Copy each line of the data below exactly, leaving out pictures.
## Begin
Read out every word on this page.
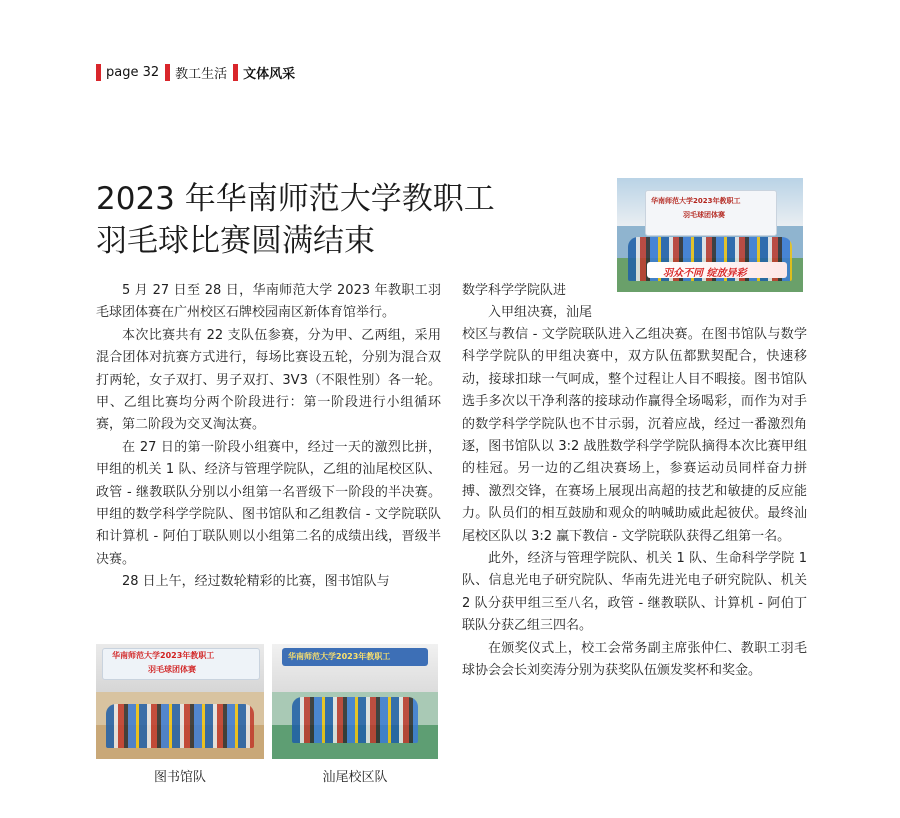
page 32 教工生活 文体风采
2023 年华南师范大学教职工
羽毛球比赛圆满结束
华南师范大学2023年教职工
羽毛球团体赛
羽众不同 绽放异彩

5 月 27 日至 28 日，华南师范大学 2023 年教职工羽毛球团体赛在广州校区石牌校园南区新体育馆举行。

本次比赛共有 22 支队伍参赛，分为甲、乙两组，采用混合团体对抗赛方式进行，每场比赛设五轮，分别为混合双打两轮，女子双打、男子双打、3V3（不限性别）各一轮。甲、乙组比赛均分两个阶段进行：第一阶段进行小组循环赛，第二阶段为交叉淘汰赛。

在 27 日的第一阶段小组赛中，经过一天的激烈比拼，甲组的机关 1 队、经济与管理学院队，乙组的汕尾校区队、政管 - 继教联队分别以小组第一名晋级下一阶段的半决赛。甲组的数学科学学院队、图书馆队和乙组教信 - 文学院联队和计算机 - 阿伯丁联队则以小组第二名的成绩出线，晋级半决赛。

28 日上午，经过数轮精彩的比赛，图书馆队与

数学科学学院队进
入甲组决赛，汕尾

校区与教信 - 文学院联队进入乙组决赛。在图书馆队与数学科学学院队的甲组决赛中，双方队伍都默契配合，快速移动，接球扣球一气呵成，整个过程让人目不暇接。图书馆队选手多次以干净利落的接球动作赢得全场喝彩，而作为对手的数学科学学院队也不甘示弱，沉着应战，经过一番激烈角逐，图书馆队以 3:2 战胜数学科学学院队摘得本次比赛甲组的桂冠。另一边的乙组决赛场上，参赛运动员同样奋力拼搏、激烈交锋，在赛场上展现出高超的技艺和敏捷的反应能力。队员们的相互鼓励和观众的呐喊助威此起彼伏。最终汕尾校区队以 3:2 赢下教信 - 文学院联队获得乙组第一名。

此外，经济与管理学院队、机关 1 队、生命科学学院 1 队、信息光电子研究院队、华南先进光电子研究院队、机关 2 队分获甲组三至八名，政管 - 继教联队、计算机 - 阿伯丁联队分获乙组三四名。

在颁奖仪式上，校工会常务副主席张仲仁、教职工羽毛球协会会长刘奕涛分别为获奖队伍颁发奖杯和奖金。

华南师范大学2023年教职工
羽毛球团体赛
图书馆队
华南师范大学2023年教职工
汕尾校区队
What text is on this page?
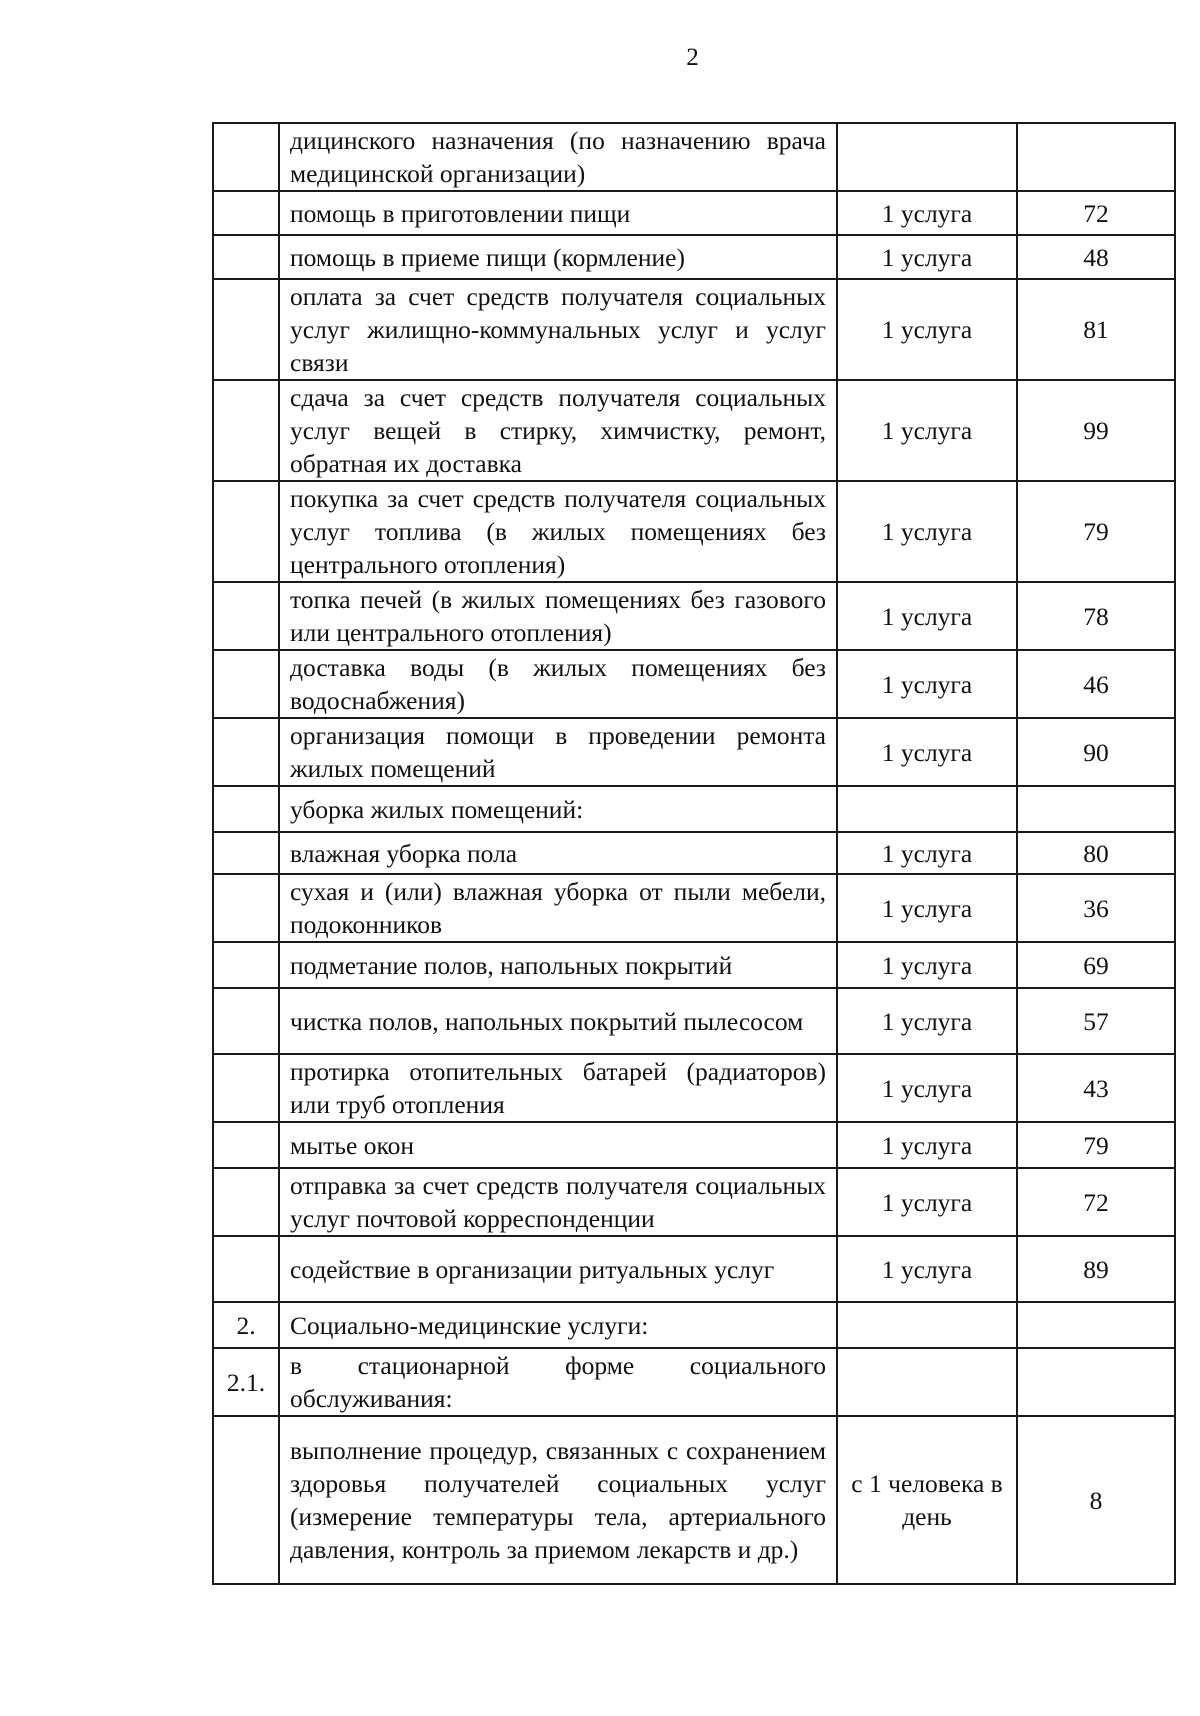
2
	дицинского назначения (по назначению врача медицинской организации)		
	помощь в приготовлении пищи	1 услуга	72
	помощь в приеме пищи (кормление)	1 услуга	48
	оплата за счет средств получателя социальных услуг жилищно-коммунальных услуг и услуг связи	1 услуга	81
	сдача за счет средств получателя социальных услуг вещей в стирку, химчистку, ремонт, обратная их доставка	1 услуга	99
	покупка за счет средств получателя социальных услуг топлива (в жилых помещениях без центрального отопления)	1 услуга	79
	топка печей (в жилых помещениях без газового или центрального отопления)	1 услуга	78
	доставка воды (в жилых помещениях без водоснабжения)	1 услуга	46
	организация помощи в проведении ремонта жилых помещений	1 услуга	90
	уборка жилых помещений:		
	влажная уборка пола	1 услуга	80
	сухая и (или) влажная уборка от пыли мебели, подоконников	1 услуга	36
	подметание полов, напольных покрытий	1 услуга	69
	чистка полов, напольных покрытий пылесосом	1 услуга	57
	протирка отопительных батарей (радиаторов) или труб отопления	1 услуга	43
	мытье окон	1 услуга	79
	отправка за счет средств получателя социальных услуг почтовой корреспонденции	1 услуга	72
	содействие в организации ритуальных услуг	1 услуга	89
2.	Социально-медицинские услуги:		
2.1.	в стационарной форме социального обслуживания:		
	выполнение процедур, связанных с сохранением здоровья получателей социальных услуг (измерение температуры тела, артериального давления, контроль за приемом лекарств и др.)	с 1 человека в день	8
## End
• [Answer in full]
Read out every word on this page.
page 32 教工生活 文体风采
2023 年华南师范大学教职工
羽毛球比赛圆满结束
华南师范大学2023年教职工
羽毛球团体赛
羽众不同 绽放异彩

5 月 27 日至 28 日，华南师范大学 2023 年教职工羽毛球团体赛在广州校区石牌校园南区新体育馆举行。

本次比赛共有 22 支队伍参赛，分为甲、乙两组，采用混合团体对抗赛方式进行，每场比赛设五轮，分别为混合双打两轮，女子双打、男子双打、3V3（不限性别）各一轮。甲、乙组比赛均分两个阶段进行：第一阶段进行小组循环赛，第二阶段为交叉淘汰赛。

在 27 日的第一阶段小组赛中，经过一天的激烈比拼，甲组的机关 1 队、经济与管理学院队，乙组的汕尾校区队、政管 - 继教联队分别以小组第一名晋级下一阶段的半决赛。甲组的数学科学学院队、图书馆队和乙组教信 - 文学院联队和计算机 - 阿伯丁联队则以小组第二名的成绩出线，晋级半决赛。

28 日上午，经过数轮精彩的比赛，图书馆队与

数学科学学院队进
入甲组决赛，汕尾

校区与教信 - 文学院联队进入乙组决赛。在图书馆队与数学科学学院队的甲组决赛中，双方队伍都默契配合，快速移动，接球扣球一气呵成，整个过程让人目不暇接。图书馆队选手多次以干净利落的接球动作赢得全场喝彩，而作为对手的数学科学学院队也不甘示弱，沉着应战，经过一番激烈角逐，图书馆队以 3:2 战胜数学科学学院队摘得本次比赛甲组的桂冠。另一边的乙组决赛场上，参赛运动员同样奋力拼搏、激烈交锋，在赛场上展现出高超的技艺和敏捷的反应能力。队员们的相互鼓励和观众的呐喊助威此起彼伏。最终汕尾校区队以 3:2 赢下教信 - 文学院联队获得乙组第一名。

此外，经济与管理学院队、机关 1 队、生命科学学院 1 队、信息光电子研究院队、华南先进光电子研究院队、机关 2 队分获甲组三至八名，政管 - 继教联队、计算机 - 阿伯丁联队分获乙组三四名。

在颁奖仪式上，校工会常务副主席张仲仁、教职工羽毛球协会会长刘奕涛分别为获奖队伍颁发奖杯和奖金。

华南师范大学2023年教职工
羽毛球团体赛
图书馆队
华南师范大学2023年教职工
汕尾校区队
What text is on this page?
2
	дицинского назначения (по назначению врача медицинской организации)		
	помощь в приготовлении пищи	1 услуга	72
	помощь в приеме пищи (кормление)	1 услуга	48
	оплата за счет средств получателя социальных услуг жилищно-коммунальных услуг и услуг связи	1 услуга	81
	сдача за счет средств получателя социальных услуг вещей в стирку, химчистку, ремонт, обратная их доставка	1 услуга	99
	покупка за счет средств получателя социальных услуг топлива (в жилых помещениях без центрального отопления)	1 услуга	79
	топка печей (в жилых помещениях без газового или центрального отопления)	1 услуга	78
	доставка воды (в жилых помещениях без водоснабжения)	1 услуга	46
	организация помощи в проведении ремонта жилых помещений	1 услуга	90
	уборка жилых помещений:		
	влажная уборка пола	1 услуга	80
	сухая и (или) влажная уборка от пыли мебели, подоконников	1 услуга	36
	подметание полов, напольных покрытий	1 услуга	69
	чистка полов, напольных покрытий пылесосом	1 услуга	57
	протирка отопительных батарей (радиаторов) или труб отопления	1 услуга	43
	мытье окон	1 услуга	79
	отправка за счет средств получателя социальных услуг почтовой корреспонденции	1 услуга	72
	содействие в организации ритуальных услуг	1 услуга	89
2.	Социально-медицинские услуги:		
2.1.	в стационарной форме социального обслуживания:		
	выполнение процедур, связанных с сохранением здоровья получателей социальных услуг (измерение температуры тела, артериального давления, контроль за приемом лекарств и др.)	с 1 человека в день	8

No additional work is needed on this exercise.